TASK DESCRIPTION: Copy all lines holding the word "value" from the entries.

Excerpt from a dataset
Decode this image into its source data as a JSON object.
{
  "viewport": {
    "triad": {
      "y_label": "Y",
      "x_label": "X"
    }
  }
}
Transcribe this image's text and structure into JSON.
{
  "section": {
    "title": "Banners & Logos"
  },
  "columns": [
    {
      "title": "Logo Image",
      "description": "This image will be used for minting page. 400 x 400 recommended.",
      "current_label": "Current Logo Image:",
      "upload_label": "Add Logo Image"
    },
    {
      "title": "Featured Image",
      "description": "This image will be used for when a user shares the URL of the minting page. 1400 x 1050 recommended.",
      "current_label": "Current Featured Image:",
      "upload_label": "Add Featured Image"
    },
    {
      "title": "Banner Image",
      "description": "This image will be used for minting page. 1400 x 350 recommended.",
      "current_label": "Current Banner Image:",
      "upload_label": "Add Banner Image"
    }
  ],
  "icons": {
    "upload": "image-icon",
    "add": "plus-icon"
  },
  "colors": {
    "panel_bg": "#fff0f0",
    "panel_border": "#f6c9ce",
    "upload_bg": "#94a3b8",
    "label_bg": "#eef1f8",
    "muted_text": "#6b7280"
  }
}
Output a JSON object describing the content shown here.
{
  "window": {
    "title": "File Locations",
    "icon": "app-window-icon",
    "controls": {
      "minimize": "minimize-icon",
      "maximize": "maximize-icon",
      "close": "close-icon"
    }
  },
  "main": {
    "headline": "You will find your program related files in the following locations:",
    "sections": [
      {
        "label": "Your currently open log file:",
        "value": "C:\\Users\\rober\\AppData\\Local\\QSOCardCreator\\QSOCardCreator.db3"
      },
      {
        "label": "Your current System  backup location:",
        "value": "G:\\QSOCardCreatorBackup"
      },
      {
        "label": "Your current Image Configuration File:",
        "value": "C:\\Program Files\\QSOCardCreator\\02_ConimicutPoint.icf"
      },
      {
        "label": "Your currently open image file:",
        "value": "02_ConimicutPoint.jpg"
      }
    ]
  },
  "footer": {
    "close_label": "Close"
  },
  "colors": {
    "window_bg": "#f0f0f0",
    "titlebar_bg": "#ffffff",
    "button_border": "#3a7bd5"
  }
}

FINISHED ANSWER:
        "value": "C:\\Users\\rober\\AppData\\Local\\QSOCardCreator\\QSOCardCreator.db3"
        "value": "G:\\QSOCardCreatorBackup"
        "value": "C:\\Program Files\\QSOCardCreator\\02_ConimicutPoint.icf"
        "value": "02_ConimicutPoint.jpg"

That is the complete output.